_Data excerpts:_
◆ ◆ ◆

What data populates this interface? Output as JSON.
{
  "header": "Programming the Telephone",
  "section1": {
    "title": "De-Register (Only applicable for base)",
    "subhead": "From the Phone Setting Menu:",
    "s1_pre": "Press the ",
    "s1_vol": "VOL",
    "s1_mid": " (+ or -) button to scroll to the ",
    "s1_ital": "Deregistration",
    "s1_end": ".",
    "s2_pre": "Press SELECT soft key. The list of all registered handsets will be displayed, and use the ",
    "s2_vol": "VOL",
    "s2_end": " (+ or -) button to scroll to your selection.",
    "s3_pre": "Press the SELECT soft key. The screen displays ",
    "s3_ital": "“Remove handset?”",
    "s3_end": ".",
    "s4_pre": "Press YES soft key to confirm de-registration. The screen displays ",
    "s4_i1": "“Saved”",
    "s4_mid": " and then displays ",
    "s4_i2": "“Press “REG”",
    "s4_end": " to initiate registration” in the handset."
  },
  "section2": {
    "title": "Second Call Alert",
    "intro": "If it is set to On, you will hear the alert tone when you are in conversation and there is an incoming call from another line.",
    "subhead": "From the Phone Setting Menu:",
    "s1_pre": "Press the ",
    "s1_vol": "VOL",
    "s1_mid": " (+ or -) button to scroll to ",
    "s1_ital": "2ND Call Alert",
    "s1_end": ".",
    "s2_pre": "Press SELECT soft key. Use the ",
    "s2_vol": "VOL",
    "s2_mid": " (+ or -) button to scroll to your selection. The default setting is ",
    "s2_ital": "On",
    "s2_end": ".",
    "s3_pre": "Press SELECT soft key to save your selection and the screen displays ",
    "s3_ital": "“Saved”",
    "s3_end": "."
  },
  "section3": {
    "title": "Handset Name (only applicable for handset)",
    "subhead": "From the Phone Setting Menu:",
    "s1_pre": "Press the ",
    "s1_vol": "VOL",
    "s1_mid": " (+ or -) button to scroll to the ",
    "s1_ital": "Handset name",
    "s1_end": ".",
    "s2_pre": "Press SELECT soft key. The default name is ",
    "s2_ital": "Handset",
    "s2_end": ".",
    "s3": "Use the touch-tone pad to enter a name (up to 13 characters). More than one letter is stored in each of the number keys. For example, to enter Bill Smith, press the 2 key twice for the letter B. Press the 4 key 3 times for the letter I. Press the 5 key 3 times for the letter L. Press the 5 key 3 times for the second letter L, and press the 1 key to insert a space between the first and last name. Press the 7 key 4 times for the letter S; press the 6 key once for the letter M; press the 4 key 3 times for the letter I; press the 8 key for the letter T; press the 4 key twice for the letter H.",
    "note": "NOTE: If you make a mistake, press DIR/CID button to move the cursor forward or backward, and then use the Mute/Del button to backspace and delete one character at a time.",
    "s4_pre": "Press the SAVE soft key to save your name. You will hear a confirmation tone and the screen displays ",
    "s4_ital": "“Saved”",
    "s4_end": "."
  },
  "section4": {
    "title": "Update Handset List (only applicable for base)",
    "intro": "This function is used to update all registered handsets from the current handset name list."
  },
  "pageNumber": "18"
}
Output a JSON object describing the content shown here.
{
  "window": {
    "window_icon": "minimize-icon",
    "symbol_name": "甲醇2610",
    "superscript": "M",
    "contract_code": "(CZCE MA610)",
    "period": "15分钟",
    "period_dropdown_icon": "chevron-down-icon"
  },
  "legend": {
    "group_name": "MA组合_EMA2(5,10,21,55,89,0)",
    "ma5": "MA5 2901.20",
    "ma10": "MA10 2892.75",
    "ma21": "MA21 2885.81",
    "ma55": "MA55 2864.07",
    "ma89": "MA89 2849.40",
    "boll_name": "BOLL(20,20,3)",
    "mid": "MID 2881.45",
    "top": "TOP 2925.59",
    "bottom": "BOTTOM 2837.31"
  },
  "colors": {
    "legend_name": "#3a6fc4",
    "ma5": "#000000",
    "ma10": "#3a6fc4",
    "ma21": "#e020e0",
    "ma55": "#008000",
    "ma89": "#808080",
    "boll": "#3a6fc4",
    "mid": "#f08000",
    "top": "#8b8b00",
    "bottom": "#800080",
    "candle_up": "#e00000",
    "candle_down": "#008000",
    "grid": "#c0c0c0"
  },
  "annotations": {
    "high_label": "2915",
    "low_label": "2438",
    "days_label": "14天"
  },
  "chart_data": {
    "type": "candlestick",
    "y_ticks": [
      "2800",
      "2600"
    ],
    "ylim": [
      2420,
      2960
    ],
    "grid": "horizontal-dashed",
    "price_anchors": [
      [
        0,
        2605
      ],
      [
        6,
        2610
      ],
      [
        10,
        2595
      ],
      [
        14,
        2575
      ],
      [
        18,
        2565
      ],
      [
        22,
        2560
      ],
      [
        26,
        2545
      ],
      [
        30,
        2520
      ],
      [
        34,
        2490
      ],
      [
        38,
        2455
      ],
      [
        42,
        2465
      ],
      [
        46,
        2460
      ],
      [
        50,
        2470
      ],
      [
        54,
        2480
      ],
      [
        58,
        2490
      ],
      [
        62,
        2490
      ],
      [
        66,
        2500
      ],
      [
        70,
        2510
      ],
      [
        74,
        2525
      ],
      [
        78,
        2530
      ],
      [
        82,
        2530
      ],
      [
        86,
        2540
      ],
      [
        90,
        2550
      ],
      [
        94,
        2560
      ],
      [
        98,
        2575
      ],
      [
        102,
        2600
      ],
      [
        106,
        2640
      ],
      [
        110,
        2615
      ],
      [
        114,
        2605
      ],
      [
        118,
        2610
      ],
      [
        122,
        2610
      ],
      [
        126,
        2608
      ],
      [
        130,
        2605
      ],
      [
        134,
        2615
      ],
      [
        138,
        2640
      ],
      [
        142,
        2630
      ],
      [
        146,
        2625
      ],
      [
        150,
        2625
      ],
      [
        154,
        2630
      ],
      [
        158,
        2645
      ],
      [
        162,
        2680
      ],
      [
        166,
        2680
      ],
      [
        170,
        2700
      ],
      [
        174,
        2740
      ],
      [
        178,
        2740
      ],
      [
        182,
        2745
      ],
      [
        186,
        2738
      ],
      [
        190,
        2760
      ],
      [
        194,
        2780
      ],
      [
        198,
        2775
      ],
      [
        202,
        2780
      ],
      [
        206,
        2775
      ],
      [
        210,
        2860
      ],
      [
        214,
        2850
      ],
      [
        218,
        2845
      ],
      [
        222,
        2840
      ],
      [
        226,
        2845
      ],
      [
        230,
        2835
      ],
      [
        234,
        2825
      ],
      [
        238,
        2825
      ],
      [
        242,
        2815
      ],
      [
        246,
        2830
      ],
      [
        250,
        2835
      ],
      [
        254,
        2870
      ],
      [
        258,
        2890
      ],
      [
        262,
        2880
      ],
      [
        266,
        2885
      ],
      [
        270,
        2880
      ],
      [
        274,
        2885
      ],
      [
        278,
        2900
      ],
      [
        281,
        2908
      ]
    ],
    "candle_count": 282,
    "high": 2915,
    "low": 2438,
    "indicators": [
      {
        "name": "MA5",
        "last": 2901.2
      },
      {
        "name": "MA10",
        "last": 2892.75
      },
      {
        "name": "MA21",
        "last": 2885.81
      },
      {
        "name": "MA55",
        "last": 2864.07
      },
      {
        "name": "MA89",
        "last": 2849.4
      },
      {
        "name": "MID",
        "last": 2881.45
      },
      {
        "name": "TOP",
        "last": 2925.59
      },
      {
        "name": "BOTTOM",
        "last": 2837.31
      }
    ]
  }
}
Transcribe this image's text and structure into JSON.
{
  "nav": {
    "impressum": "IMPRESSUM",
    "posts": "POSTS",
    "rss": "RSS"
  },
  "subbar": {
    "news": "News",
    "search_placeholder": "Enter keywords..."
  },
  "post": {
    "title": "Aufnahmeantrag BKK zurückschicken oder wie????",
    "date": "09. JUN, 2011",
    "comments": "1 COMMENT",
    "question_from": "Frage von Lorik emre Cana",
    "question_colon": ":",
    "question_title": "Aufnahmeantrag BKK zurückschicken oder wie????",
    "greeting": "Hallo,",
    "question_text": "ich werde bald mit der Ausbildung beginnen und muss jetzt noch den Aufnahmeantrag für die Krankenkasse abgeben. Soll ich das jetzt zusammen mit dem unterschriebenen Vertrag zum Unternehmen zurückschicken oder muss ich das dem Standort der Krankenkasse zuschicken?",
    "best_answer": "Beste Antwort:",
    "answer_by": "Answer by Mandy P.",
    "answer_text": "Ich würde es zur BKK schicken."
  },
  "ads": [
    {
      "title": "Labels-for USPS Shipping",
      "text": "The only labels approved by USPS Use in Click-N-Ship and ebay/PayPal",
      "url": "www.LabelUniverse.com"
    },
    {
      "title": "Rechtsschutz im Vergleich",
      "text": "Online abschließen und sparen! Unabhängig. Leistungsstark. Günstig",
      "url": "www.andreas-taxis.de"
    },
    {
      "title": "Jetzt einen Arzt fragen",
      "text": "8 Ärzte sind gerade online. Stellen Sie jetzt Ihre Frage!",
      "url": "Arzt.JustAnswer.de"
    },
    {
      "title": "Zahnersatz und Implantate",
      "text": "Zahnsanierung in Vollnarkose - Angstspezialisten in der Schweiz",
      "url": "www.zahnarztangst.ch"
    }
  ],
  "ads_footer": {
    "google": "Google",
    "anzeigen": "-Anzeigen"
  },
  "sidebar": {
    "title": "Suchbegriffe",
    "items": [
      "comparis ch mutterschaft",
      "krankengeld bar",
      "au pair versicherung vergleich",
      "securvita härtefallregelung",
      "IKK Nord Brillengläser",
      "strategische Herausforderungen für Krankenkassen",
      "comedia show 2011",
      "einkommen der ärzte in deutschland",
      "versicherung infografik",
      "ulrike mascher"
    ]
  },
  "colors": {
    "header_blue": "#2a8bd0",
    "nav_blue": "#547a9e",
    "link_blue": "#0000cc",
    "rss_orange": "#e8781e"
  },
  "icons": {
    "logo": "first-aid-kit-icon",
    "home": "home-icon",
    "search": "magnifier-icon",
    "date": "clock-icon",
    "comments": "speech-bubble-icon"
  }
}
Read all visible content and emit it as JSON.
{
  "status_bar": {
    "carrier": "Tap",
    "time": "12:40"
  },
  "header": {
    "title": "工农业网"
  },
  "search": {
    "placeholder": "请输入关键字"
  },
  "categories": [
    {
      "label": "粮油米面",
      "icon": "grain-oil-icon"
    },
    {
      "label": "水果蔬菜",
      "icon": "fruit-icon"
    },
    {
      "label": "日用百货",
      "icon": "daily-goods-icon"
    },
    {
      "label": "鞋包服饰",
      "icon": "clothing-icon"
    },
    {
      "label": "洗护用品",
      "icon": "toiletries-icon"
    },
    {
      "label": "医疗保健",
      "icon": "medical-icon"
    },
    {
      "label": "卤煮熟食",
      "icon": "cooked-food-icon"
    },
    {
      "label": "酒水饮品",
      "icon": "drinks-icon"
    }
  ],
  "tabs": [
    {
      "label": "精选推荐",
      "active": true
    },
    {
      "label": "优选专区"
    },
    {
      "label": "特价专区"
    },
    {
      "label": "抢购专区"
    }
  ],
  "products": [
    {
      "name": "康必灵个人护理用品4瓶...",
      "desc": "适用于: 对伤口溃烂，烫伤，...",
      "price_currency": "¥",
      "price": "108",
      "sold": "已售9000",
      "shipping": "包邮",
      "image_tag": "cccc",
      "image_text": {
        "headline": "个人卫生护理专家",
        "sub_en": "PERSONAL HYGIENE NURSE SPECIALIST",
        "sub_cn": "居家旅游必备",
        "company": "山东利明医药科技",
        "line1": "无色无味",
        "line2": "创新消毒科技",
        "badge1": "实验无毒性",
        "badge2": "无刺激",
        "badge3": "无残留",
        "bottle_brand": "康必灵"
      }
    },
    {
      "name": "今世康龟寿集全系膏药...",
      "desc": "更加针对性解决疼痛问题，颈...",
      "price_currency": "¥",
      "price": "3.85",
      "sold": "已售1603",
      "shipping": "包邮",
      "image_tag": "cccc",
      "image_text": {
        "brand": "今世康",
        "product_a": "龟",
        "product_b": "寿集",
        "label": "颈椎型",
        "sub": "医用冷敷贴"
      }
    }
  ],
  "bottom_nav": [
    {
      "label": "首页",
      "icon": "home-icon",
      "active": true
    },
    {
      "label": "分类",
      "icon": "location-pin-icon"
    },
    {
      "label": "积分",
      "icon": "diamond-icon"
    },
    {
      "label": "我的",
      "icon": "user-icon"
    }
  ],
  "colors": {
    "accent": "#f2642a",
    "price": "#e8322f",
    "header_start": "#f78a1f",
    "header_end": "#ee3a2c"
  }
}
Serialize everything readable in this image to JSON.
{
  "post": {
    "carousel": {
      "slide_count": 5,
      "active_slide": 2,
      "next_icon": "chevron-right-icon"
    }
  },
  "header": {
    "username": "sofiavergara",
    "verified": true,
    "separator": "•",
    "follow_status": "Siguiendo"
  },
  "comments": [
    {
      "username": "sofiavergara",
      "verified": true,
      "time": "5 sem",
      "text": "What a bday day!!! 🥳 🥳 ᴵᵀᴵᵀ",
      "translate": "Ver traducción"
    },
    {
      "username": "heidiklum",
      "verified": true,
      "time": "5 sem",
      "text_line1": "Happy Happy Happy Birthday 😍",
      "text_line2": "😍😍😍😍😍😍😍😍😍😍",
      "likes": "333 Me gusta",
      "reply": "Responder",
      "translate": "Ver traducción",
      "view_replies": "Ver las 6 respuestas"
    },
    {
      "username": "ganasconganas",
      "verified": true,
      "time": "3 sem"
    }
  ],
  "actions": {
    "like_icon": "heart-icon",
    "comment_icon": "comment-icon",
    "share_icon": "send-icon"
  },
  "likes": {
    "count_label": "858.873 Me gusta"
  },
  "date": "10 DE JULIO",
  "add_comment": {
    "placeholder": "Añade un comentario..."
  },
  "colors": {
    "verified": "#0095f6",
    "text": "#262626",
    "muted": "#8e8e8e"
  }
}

◆ ◆ ◆

Give again only the lines starting at the one that contains "Serialize everything readable" and running to the end of the data.

_ANSWER BELOW:_
Serialize everything readable in this image to JSON.
{
  "post": {
    "carousel": {
      "slide_count": 5,
      "active_slide": 2,
      "next_icon": "chevron-right-icon"
    }
  },
  "header": {
    "username": "sofiavergara",
    "verified": true,
    "separator": "•",
    "follow_status": "Siguiendo"
  },
  "comments": [
    {
      "username": "sofiavergara",
      "verified": true,
      "time": "5 sem",
      "text": "What a bday day!!! 🥳 🥳 ᴵᵀᴵᵀ",
      "translate": "Ver traducción"
    },
    {
      "username": "heidiklum",
      "verified": true,
      "time": "5 sem",
      "text_line1": "Happy Happy Happy Birthday 😍",
      "text_line2": "😍😍😍😍😍😍😍😍😍😍",
      "likes": "333 Me gusta",
      "reply": "Responder",
      "translate": "Ver traducción",
      "view_replies": "Ver las 6 respuestas"
    },
    {
      "username": "ganasconganas",
      "verified": true,
      "time": "3 sem"
    }
  ],
  "actions": {
    "like_icon": "heart-icon",
    "comment_icon": "comment-icon",
    "share_icon": "send-icon"
  },
  "likes": {
    "count_label": "858.873 Me gusta"
  },
  "date": "10 DE JULIO",
  "add_comment": {
    "placeholder": "Añade un comentario..."
  },
  "colors": {
    "verified": "#0095f6",
    "text": "#262626",
    "muted": "#8e8e8e"
  }
}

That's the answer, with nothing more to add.